**Given problem**
Copy out all lines in the data below containing the string "caption".

************

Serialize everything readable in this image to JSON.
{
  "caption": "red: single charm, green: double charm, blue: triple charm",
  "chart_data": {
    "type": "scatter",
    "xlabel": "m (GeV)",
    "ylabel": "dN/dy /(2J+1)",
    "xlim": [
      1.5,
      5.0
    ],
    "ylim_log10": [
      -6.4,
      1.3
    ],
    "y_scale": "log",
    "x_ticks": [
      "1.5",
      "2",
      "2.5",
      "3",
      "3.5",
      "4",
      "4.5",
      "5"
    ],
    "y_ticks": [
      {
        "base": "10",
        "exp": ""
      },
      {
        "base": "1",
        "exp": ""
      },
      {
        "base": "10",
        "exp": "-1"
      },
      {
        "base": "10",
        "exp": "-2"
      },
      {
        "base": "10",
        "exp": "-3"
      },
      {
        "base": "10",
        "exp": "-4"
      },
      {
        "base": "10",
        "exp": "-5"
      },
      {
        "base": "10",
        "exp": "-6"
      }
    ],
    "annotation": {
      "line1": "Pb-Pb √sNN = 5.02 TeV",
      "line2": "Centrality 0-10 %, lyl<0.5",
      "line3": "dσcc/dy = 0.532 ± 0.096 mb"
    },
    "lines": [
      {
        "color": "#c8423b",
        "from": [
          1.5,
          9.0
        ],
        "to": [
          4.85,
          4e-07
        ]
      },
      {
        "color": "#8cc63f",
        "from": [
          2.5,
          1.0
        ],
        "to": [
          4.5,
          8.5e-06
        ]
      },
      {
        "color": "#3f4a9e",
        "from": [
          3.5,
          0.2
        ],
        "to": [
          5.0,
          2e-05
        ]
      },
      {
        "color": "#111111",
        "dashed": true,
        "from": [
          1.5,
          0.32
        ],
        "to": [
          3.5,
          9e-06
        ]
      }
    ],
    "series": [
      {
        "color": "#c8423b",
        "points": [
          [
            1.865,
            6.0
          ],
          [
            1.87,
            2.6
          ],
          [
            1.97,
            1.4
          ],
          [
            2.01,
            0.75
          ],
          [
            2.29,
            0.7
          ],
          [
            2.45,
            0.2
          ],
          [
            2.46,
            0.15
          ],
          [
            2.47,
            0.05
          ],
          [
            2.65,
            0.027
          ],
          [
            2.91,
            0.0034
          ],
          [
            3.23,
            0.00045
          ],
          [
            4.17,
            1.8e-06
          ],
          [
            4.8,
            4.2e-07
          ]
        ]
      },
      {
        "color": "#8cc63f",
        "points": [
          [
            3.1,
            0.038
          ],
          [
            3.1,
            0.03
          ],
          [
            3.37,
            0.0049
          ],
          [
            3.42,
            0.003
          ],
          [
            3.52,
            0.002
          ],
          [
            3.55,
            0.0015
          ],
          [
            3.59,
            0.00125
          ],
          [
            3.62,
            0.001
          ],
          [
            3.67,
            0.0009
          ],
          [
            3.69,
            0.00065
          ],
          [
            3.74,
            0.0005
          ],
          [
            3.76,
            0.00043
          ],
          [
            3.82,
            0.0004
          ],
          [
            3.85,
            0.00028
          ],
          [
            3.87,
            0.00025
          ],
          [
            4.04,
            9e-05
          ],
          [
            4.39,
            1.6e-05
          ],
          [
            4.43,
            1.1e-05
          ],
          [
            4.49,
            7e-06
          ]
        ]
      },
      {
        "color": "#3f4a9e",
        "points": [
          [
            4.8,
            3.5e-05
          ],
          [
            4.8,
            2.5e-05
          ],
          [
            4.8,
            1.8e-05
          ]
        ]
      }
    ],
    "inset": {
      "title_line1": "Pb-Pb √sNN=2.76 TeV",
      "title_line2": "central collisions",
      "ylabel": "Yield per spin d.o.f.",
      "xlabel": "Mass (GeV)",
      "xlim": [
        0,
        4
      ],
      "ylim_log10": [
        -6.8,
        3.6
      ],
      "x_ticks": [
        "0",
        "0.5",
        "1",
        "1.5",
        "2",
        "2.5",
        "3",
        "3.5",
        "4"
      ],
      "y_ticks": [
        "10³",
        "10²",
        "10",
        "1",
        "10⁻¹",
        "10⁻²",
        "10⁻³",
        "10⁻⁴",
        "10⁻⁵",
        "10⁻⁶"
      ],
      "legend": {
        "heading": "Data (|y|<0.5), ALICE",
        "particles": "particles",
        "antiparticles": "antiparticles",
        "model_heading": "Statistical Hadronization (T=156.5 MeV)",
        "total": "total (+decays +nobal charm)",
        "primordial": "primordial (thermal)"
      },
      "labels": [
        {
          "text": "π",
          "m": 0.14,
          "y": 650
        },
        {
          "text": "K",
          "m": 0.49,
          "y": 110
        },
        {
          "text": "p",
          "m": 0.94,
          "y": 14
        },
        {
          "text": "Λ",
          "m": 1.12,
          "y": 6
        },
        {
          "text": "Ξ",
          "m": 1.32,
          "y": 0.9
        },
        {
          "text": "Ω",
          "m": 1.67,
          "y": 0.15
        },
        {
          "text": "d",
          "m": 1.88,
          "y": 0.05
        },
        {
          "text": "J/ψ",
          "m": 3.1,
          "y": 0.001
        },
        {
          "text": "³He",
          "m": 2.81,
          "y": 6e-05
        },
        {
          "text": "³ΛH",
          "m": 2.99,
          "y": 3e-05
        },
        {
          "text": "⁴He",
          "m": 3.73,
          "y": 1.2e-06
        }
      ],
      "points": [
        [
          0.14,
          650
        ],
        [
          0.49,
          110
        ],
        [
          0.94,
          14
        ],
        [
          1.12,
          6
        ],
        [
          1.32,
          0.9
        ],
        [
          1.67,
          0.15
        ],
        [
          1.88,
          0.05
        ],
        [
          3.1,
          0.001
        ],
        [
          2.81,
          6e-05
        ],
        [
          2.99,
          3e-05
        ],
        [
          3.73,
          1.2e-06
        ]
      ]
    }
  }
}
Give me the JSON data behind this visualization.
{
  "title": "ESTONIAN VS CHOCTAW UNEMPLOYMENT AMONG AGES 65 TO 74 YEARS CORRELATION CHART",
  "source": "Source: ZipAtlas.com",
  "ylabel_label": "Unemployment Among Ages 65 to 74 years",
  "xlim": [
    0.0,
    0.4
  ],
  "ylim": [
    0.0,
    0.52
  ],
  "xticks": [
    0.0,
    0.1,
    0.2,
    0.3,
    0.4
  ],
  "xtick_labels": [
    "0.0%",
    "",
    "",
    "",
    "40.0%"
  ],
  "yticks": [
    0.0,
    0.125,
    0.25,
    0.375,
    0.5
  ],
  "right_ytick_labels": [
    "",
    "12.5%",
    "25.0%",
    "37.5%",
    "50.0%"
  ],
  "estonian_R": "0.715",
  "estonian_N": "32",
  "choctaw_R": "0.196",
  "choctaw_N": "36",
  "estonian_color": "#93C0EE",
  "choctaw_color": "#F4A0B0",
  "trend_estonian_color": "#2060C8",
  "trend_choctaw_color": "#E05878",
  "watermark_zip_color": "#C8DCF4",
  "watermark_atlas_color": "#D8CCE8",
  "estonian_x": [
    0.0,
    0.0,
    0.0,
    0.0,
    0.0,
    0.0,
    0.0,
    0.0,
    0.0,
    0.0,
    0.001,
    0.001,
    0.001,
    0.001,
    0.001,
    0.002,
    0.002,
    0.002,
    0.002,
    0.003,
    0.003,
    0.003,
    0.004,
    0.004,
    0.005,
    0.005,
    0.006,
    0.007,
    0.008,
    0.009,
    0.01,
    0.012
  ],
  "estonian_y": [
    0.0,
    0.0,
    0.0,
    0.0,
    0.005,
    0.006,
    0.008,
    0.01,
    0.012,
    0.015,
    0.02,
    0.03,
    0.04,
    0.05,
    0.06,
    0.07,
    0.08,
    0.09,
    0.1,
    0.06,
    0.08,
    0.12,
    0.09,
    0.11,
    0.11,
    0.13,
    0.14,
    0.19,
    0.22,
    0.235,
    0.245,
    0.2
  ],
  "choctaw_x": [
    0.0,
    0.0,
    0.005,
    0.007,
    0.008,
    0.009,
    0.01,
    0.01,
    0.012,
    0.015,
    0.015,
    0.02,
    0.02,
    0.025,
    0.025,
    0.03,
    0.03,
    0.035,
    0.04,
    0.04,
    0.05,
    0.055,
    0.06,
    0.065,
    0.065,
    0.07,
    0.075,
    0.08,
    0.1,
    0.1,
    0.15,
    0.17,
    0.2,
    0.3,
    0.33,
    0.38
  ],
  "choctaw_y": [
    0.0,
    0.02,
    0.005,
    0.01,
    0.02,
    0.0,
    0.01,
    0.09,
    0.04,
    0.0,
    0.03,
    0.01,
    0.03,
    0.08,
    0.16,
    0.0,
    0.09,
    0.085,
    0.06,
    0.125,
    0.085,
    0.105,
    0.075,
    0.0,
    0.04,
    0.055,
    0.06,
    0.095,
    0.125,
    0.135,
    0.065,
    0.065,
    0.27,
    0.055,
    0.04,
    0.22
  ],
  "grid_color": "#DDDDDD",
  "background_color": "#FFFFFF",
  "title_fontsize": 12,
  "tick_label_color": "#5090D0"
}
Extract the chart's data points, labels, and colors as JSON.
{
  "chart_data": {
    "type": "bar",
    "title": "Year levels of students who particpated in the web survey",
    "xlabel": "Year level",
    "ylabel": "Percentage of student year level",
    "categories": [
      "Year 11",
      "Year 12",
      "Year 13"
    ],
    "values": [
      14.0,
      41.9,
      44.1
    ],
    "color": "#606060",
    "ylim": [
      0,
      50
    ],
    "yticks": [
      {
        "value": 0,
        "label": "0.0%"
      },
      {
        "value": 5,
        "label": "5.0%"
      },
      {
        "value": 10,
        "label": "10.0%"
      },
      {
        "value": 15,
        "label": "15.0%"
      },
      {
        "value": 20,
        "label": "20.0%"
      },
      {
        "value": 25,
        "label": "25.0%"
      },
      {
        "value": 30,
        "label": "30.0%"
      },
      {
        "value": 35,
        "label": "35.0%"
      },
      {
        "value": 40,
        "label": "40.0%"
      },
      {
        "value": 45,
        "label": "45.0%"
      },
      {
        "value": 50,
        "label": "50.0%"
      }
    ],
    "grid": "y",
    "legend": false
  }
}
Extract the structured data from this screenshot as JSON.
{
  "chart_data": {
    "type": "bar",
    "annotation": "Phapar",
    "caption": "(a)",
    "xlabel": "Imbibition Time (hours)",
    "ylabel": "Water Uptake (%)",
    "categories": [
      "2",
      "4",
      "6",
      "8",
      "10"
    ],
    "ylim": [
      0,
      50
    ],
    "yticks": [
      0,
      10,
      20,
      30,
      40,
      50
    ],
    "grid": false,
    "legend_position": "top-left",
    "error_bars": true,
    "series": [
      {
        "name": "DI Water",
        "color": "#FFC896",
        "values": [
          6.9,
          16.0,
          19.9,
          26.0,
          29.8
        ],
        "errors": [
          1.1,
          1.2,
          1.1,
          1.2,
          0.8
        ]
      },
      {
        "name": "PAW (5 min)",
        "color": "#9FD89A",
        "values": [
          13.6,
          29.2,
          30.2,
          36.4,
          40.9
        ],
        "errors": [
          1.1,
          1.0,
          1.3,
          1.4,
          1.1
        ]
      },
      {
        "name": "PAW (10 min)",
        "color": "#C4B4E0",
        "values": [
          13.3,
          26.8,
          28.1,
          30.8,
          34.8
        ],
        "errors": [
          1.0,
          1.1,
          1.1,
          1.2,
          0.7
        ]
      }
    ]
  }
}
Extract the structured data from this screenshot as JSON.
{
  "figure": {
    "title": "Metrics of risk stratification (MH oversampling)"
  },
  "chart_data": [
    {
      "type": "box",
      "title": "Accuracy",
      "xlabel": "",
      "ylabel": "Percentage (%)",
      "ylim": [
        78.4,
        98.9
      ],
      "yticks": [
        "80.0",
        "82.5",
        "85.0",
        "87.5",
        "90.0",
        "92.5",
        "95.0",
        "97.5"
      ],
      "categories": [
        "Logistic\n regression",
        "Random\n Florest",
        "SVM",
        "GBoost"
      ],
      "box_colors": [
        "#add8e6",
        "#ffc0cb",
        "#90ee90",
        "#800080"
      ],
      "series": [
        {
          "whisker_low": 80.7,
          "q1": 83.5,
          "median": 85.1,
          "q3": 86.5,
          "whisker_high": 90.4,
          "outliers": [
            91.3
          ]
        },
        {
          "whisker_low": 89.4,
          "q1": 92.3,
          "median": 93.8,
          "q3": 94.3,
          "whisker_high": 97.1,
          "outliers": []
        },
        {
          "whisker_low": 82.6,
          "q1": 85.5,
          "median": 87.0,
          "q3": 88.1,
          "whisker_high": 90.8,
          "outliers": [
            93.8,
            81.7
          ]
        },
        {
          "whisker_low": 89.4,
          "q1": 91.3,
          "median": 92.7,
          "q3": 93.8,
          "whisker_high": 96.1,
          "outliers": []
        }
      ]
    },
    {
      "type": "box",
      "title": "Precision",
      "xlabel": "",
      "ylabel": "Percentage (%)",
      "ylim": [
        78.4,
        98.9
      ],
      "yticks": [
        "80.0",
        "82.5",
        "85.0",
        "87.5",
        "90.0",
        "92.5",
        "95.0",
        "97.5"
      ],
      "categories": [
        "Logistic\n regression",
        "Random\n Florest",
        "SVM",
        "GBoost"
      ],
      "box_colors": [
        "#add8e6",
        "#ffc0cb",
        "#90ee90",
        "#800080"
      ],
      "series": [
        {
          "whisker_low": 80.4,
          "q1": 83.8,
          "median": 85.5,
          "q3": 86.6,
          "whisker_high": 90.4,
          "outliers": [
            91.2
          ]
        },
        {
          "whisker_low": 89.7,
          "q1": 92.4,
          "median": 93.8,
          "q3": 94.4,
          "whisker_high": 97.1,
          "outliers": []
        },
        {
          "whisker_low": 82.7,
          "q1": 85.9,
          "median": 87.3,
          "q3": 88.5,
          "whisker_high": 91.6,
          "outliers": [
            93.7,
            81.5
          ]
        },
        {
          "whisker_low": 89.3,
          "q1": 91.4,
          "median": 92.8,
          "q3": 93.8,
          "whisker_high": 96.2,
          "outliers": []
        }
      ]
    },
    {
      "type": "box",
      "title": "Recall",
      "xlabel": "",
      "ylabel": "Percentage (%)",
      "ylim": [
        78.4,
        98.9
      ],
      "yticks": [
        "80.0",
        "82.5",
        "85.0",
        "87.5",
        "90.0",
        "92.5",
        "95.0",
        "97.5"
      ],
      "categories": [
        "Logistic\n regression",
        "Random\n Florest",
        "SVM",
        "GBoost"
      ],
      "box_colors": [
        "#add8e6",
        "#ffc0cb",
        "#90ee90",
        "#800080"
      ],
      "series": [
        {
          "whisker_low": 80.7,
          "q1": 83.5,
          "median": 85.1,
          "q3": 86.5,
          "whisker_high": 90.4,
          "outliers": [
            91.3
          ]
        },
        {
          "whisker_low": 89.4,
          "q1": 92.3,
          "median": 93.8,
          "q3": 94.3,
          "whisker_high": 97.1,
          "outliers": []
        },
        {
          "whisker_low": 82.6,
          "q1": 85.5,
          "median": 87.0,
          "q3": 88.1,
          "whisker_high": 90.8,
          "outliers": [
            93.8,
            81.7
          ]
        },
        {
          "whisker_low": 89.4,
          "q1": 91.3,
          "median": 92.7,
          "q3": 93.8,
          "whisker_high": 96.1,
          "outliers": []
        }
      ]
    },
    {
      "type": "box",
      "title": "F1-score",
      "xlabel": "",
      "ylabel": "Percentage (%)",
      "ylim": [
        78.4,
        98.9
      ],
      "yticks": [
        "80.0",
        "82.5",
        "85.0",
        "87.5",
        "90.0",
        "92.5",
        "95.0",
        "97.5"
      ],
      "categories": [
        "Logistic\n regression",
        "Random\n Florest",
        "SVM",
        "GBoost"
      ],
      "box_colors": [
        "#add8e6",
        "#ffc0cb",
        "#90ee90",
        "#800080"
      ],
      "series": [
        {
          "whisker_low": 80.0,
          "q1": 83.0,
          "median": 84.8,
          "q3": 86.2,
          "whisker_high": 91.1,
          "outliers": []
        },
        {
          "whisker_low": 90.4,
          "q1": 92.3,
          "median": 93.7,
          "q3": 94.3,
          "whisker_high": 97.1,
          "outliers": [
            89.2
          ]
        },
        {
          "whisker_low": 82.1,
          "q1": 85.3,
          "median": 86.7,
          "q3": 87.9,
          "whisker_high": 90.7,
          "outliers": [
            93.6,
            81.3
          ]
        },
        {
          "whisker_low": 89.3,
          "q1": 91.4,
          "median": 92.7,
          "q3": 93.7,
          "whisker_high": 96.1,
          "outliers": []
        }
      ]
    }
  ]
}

************

**Solution**
  "caption": "red: single charm, green: double charm, blue: triple charm",
    "caption": "(a)",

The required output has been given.